● **GIVEN REQUEST**: Take all the material and copy it exactly.

>> BEGIN

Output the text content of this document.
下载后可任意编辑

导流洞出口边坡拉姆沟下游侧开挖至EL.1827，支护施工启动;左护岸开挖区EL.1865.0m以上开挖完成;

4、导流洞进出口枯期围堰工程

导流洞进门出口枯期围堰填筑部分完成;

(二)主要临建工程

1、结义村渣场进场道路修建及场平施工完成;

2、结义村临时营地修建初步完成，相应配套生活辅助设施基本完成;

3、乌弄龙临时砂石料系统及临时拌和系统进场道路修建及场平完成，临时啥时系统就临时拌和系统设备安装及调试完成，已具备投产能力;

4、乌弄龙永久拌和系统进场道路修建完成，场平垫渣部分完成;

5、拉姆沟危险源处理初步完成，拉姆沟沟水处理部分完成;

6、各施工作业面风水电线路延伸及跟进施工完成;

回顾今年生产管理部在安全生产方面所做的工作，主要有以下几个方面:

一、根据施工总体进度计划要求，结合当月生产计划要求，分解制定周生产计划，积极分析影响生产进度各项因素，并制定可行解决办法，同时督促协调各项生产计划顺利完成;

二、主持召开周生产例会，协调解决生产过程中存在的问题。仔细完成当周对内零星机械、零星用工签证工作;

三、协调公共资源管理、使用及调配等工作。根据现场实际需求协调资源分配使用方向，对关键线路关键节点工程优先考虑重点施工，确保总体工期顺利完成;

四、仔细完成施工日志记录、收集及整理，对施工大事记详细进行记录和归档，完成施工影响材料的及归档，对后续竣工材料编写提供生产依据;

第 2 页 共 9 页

>> END

● **SOLUTION BELOW**:
Output the text content of this document.
下载后可任意编辑

导流洞出口边坡拉姆沟下游侧开挖至EL.1827，支护施工启动;左护岸开挖区EL.1865.0m以上开挖完成;

4、导流洞进出口枯期围堰工程

导流洞进门出口枯期围堰填筑部分完成;

(二)主要临建工程

1、结义村渣场进场道路修建及场平施工完成;

2、结义村临时营地修建初步完成，相应配套生活辅助设施基本完成;

3、乌弄龙临时砂石料系统及临时拌和系统进场道路修建及场平完成，临时啥时系统就临时拌和系统设备安装及调试完成，已具备投产能力;

4、乌弄龙永久拌和系统进场道路修建完成，场平垫渣部分完成;

5、拉姆沟危险源处理初步完成，拉姆沟沟水处理部分完成;

6、各施工作业面风水电线路延伸及跟进施工完成;

回顾今年生产管理部在安全生产方面所做的工作，主要有以下几个方面:

一、根据施工总体进度计划要求，结合当月生产计划要求，分解制定周生产计划，积极分析影响生产进度各项因素，并制定可行解决办法，同时督促协调各项生产计划顺利完成;

二、主持召开周生产例会，协调解决生产过程中存在的问题。仔细完成当周对内零星机械、零星用工签证工作;

三、协调公共资源管理、使用及调配等工作。根据现场实际需求协调资源分配使用方向，对关键线路关键节点工程优先考虑重点施工，确保总体工期顺利完成;

四、仔细完成施工日志记录、收集及整理，对施工大事记详细进行记录和归档，完成施工影响材料的及归档，对后续竣工材料编写提供生产依据;

第 2 页 共 9 页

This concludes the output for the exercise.